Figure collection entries

——

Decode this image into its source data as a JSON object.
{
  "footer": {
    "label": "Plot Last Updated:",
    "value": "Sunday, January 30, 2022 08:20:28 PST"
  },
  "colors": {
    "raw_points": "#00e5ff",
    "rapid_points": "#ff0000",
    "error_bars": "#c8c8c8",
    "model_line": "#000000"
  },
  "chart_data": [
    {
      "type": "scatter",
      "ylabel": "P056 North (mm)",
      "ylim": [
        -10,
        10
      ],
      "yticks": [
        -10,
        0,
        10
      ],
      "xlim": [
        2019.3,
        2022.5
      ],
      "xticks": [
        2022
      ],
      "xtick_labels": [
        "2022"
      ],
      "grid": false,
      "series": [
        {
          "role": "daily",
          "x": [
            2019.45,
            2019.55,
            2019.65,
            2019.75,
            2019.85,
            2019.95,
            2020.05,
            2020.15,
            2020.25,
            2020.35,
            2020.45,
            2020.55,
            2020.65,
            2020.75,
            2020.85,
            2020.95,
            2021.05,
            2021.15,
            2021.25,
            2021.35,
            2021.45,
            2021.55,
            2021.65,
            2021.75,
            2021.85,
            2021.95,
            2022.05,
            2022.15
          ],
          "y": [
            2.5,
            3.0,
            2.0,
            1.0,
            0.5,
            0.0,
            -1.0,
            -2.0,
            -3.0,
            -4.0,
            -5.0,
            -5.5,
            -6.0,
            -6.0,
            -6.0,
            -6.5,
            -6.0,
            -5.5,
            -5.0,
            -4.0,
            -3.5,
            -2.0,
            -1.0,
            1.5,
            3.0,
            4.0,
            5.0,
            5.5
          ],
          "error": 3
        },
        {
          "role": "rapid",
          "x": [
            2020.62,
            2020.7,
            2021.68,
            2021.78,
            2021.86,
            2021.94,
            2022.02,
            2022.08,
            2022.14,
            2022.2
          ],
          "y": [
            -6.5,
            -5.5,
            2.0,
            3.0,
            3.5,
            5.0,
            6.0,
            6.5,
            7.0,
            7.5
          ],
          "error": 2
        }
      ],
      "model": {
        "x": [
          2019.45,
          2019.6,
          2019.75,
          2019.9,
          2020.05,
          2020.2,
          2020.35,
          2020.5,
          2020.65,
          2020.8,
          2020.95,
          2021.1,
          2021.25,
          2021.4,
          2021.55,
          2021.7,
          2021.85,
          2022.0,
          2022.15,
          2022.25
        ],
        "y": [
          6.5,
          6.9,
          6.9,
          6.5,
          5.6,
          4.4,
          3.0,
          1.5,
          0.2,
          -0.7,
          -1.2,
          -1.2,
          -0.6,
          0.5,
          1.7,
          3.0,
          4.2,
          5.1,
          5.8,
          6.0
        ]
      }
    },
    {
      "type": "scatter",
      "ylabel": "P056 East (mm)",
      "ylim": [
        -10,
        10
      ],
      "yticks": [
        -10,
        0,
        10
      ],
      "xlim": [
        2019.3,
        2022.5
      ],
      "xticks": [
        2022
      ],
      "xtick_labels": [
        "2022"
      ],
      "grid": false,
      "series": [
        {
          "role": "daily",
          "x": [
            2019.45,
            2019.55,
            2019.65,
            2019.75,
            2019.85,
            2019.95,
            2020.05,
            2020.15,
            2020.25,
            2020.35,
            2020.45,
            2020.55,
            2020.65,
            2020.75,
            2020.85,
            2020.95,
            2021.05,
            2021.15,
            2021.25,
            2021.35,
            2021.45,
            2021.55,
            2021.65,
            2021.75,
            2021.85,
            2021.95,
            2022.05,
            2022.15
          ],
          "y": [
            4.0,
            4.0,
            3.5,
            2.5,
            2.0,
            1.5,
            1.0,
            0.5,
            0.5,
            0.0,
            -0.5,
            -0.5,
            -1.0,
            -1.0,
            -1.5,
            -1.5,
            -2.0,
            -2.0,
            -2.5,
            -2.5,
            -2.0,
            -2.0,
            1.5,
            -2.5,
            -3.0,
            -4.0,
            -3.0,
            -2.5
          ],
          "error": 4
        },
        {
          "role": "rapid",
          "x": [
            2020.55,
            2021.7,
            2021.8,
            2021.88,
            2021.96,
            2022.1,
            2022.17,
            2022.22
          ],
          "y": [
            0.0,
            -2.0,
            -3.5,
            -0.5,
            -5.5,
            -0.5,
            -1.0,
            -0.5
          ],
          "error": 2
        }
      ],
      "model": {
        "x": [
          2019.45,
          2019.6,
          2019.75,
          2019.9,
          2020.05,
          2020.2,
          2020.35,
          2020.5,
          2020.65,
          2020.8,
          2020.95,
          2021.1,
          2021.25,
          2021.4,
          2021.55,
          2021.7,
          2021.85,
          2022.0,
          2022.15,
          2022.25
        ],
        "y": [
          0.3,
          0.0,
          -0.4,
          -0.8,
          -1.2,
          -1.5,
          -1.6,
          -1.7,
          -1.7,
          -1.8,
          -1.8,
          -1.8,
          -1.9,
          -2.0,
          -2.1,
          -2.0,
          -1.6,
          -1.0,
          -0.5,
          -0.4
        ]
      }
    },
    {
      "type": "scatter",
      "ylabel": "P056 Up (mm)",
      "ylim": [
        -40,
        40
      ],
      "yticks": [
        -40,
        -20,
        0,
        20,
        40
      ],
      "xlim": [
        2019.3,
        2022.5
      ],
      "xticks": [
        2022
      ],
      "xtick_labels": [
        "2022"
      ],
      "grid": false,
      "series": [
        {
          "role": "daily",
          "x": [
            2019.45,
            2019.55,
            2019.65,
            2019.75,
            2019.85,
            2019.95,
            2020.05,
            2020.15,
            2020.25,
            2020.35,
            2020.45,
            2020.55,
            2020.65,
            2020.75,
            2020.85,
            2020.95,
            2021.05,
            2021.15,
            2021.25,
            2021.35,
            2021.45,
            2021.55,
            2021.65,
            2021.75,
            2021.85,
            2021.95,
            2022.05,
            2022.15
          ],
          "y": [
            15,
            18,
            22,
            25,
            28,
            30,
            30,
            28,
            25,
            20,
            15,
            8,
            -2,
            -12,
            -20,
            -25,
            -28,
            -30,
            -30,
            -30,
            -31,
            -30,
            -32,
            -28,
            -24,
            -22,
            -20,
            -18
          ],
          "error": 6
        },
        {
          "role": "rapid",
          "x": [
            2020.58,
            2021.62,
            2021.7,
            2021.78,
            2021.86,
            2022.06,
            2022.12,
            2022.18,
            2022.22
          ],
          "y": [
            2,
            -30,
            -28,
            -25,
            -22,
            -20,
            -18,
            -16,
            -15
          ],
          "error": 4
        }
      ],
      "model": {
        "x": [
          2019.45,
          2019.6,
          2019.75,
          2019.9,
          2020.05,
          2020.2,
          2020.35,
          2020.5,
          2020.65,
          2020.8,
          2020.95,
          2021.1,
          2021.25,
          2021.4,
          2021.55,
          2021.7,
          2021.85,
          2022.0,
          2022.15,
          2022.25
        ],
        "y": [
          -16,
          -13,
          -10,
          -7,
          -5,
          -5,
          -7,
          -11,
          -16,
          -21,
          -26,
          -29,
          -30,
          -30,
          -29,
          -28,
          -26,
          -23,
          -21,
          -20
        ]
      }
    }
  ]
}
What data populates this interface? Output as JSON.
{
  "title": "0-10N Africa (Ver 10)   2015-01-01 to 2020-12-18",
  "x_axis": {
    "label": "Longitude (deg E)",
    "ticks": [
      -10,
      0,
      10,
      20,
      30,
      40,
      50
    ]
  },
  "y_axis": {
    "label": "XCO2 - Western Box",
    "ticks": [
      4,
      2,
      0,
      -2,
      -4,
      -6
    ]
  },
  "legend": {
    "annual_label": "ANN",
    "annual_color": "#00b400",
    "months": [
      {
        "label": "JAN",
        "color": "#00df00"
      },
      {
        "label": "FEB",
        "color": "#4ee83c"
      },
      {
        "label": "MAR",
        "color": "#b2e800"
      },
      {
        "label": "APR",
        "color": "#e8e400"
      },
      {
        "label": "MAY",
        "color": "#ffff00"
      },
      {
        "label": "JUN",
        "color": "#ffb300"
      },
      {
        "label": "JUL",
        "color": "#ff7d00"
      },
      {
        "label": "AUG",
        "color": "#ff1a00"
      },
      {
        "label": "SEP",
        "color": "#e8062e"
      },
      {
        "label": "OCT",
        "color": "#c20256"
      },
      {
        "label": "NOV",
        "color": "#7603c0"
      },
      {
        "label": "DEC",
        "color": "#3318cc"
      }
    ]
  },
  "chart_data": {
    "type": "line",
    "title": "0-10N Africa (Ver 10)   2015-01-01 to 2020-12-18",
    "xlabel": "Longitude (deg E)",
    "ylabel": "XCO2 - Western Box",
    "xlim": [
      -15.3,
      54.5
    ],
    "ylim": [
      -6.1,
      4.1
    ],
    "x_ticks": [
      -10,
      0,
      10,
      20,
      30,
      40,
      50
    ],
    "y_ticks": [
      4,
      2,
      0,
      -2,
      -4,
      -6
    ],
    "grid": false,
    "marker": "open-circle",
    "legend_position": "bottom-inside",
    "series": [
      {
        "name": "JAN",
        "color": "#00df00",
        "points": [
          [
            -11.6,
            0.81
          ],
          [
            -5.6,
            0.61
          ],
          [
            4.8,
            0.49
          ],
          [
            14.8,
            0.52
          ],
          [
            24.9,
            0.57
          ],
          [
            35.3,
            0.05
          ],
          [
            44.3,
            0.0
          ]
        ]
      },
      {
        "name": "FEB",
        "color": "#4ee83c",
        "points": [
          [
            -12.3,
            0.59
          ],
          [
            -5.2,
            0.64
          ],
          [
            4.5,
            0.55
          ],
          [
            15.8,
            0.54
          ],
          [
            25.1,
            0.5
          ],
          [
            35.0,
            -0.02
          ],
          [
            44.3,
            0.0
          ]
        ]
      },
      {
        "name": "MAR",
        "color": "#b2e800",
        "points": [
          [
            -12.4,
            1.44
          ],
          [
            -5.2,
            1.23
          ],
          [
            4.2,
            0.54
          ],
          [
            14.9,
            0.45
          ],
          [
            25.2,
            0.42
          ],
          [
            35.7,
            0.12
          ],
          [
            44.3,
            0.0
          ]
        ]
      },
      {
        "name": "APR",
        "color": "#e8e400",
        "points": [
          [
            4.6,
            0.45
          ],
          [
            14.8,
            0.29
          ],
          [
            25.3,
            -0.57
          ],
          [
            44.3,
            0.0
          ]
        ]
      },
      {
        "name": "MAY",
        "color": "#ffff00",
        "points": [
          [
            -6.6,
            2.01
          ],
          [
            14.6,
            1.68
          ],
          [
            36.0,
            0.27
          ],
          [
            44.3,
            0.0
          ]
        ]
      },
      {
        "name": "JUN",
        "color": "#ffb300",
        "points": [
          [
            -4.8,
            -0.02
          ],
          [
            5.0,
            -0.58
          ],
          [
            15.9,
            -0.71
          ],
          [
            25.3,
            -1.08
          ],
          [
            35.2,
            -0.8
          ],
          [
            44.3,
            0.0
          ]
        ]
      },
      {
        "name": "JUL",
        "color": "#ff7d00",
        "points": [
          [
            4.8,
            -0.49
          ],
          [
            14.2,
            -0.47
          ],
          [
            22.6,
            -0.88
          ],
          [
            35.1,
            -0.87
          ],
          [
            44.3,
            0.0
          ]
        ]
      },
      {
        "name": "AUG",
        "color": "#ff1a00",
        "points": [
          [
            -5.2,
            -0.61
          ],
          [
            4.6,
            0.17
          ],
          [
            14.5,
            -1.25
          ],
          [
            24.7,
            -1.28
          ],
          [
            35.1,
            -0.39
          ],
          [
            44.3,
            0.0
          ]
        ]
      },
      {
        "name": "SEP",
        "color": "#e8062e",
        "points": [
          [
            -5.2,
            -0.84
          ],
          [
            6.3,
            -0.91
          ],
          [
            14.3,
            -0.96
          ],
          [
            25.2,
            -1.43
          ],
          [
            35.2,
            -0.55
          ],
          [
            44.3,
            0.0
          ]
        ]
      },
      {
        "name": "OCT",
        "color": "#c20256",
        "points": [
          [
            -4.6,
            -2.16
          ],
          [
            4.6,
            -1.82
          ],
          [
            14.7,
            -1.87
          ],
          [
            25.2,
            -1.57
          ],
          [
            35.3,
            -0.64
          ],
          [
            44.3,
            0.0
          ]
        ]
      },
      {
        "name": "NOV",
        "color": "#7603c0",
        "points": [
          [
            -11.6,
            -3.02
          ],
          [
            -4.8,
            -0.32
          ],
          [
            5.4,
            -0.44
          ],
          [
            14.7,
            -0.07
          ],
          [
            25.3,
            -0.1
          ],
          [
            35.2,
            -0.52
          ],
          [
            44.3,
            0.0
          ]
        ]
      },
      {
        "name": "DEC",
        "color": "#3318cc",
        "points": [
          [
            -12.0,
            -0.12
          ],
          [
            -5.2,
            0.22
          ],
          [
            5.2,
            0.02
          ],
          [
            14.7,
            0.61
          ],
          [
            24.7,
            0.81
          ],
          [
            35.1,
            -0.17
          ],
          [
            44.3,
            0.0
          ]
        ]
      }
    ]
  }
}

——

__PROBLEM__:
Of the lines in the material, how many hold the word "JSON"? Reply with the number only.

__RESPONSE TO THIS EXERCISE__:
2